START
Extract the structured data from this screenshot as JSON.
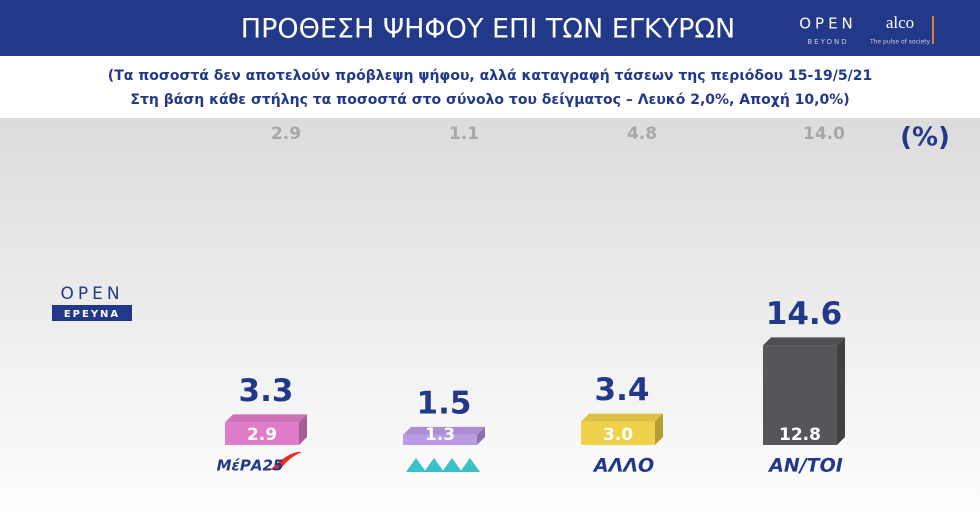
{
  "branding": {
    "open": "OPEN",
    "beyond": "BEYOND",
    "alco": "alco",
    "alco_tagline": "The pulse of society",
    "side_open": "OPEN",
    "side_research": "ΕΡΕΥΝΑ"
  },
  "chart_data": {
    "type": "bar",
    "title": "ΠΡΟΘΕΣΗ ΨΗΦΟΥ ΕΠΙ ΤΩΝ ΕΓΚΥΡΩΝ",
    "subtitle": [
      "(Τα ποσοστά δεν αποτελούν πρόβλεψη ψήφου, αλλά καταγραφή τάσεων της περιόδου 15-19/5/21",
      "Στη βάση κάθε στήλης τα ποσοστά στο σύνολο του δείγματος – Λευκό 2,0%, Αποχή 10,0%)"
    ],
    "unit_label": "(%)",
    "categories": [
      "ΜέΡΑ25",
      null,
      "ΑΛΛΟ",
      "ΑΝ/ΤΟΙ"
    ],
    "values": [
      2.9,
      1.3,
      3,
      12.8
    ],
    "value_labels": [
      "2.9",
      "1.3",
      "3.0",
      "12.8"
    ],
    "valid_values": [
      3.3,
      1.5,
      3.4,
      14.6
    ],
    "previous_values": [
      2.9,
      1.1,
      4.8,
      14
    ],
    "previous_labels": [
      "2.9",
      "1.1",
      "4.8",
      "14.0"
    ],
    "colors": [
      "#e07cc8",
      "#b99be6",
      "#f0d24a",
      "#555659"
    ],
    "ylim": [
      0,
      14
    ]
  }
}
END
- **Direction**
Leave out the pictures and copy the rest of the material above exactly.

- **Exercise response**
Extract the structured data from this screenshot as JSON.
{
  "branding": {
    "open": "OPEN",
    "beyond": "BEYOND",
    "alco": "alco",
    "alco_tagline": "The pulse of society",
    "side_open": "OPEN",
    "side_research": "ΕΡΕΥΝΑ"
  },
  "chart_data": {
    "type": "bar",
    "title": "ΠΡΟΘΕΣΗ ΨΗΦΟΥ ΕΠΙ ΤΩΝ ΕΓΚΥΡΩΝ",
    "subtitle": [
      "(Τα ποσοστά δεν αποτελούν πρόβλεψη ψήφου, αλλά καταγραφή τάσεων της περιόδου 15-19/5/21",
      "Στη βάση κάθε στήλης τα ποσοστά στο σύνολο του δείγματος – Λευκό 2,0%, Αποχή 10,0%)"
    ],
    "unit_label": "(%)",
    "categories": [
      "ΜέΡΑ25",
      null,
      "ΑΛΛΟ",
      "ΑΝ/ΤΟΙ"
    ],
    "values": [
      2.9,
      1.3,
      3,
      12.8
    ],
    "value_labels": [
      "2.9",
      "1.3",
      "3.0",
      "12.8"
    ],
    "valid_values": [
      3.3,
      1.5,
      3.4,
      14.6
    ],
    "previous_values": [
      2.9,
      1.1,
      4.8,
      14
    ],
    "previous_labels": [
      "2.9",
      "1.1",
      "4.8",
      "14.0"
    ],
    "colors": [
      "#e07cc8",
      "#b99be6",
      "#f0d24a",
      "#555659"
    ],
    "ylim": [
      0,
      14
    ]
  }
}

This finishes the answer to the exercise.